**WRITTEN PROBLEM:**
Repeat every record exactly, but keep images out of the copy.

════

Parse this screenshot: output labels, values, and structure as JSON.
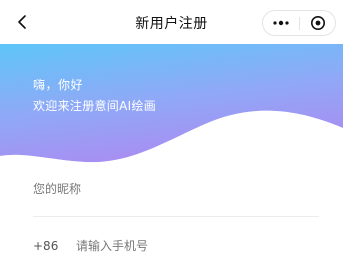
{
  "navbar": {
    "title": "新用户注册",
    "back_icon": "chevron-left-icon",
    "more_icon": "more-dots-icon",
    "close_icon": "target-close-icon"
  },
  "hero": {
    "greeting": "嗨，你好",
    "welcome": "欢迎来注册意间AI绘画",
    "gradient_colors": [
      "#5ec6f8",
      "#8fa9f7",
      "#a88ef2"
    ]
  },
  "form": {
    "nickname_placeholder": "您的昵称",
    "country_code": "+86",
    "phone_placeholder": "请输入手机号"
  }
}
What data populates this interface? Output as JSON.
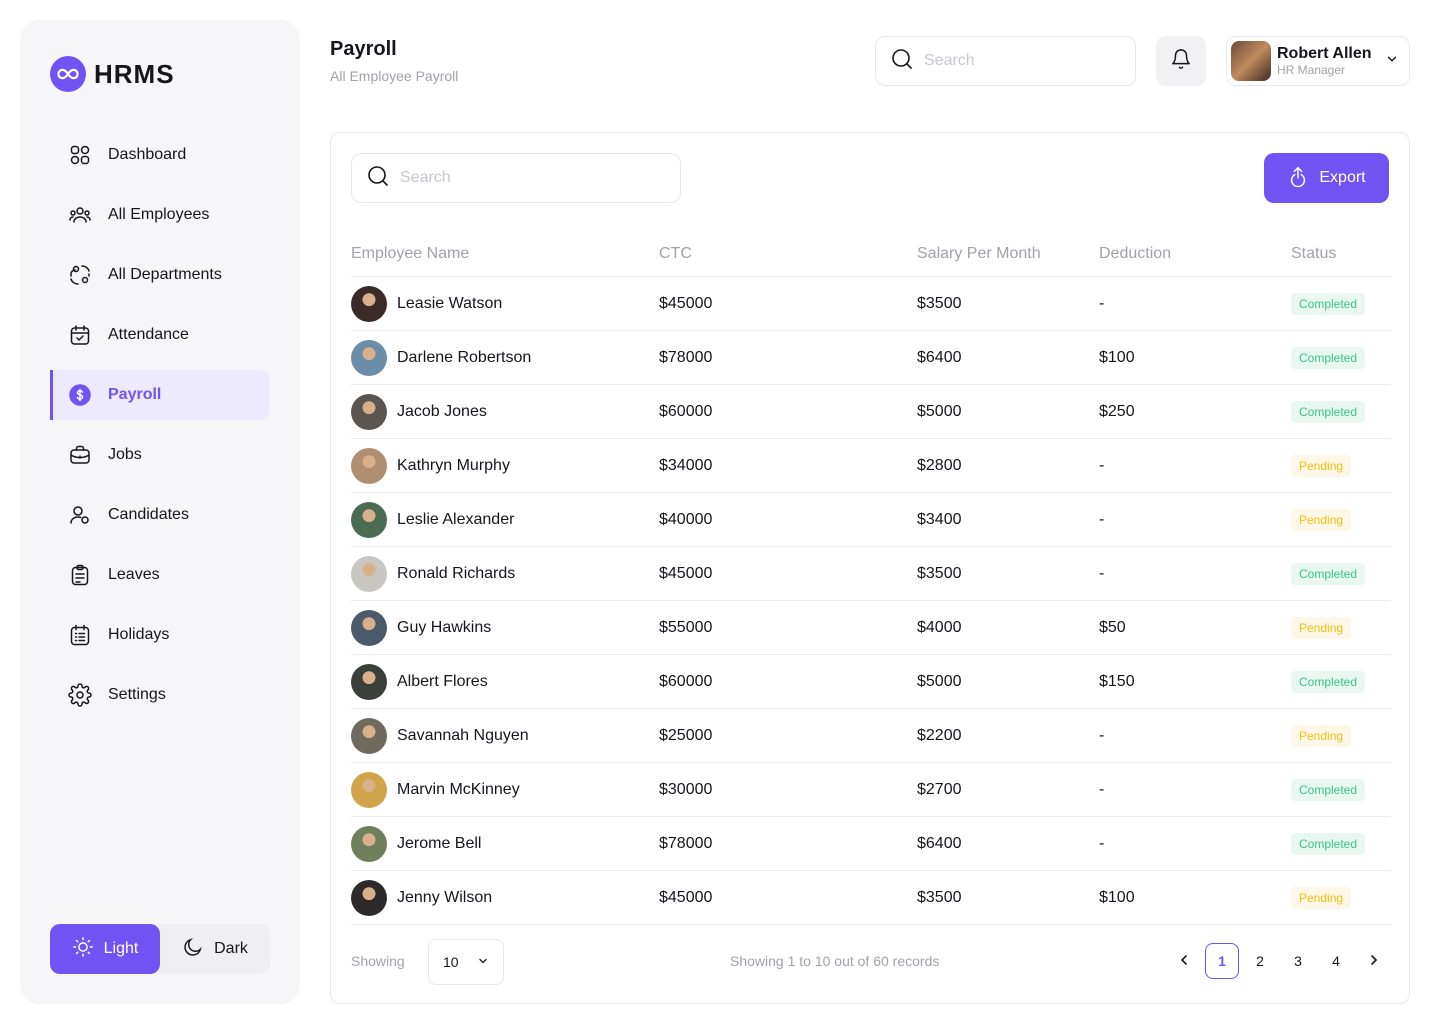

════

**COMPLETE RESPONSE:**
Parse this screenshot: output labels, values, and structure as JSON.
{
  "navbar": {
    "title": "新用户注册",
    "back_icon": "chevron-left-icon",
    "more_icon": "more-dots-icon",
    "close_icon": "target-close-icon"
  },
  "hero": {
    "greeting": "嗨，你好",
    "welcome": "欢迎来注册意间AI绘画",
    "gradient_colors": [
      "#5ec6f8",
      "#8fa9f7",
      "#a88ef2"
    ]
  },
  "form": {
    "nickname_placeholder": "您的昵称",
    "country_code": "+86",
    "phone_placeholder": "请输入手机号"
  }
}
What data populates this interface? Output as JSON.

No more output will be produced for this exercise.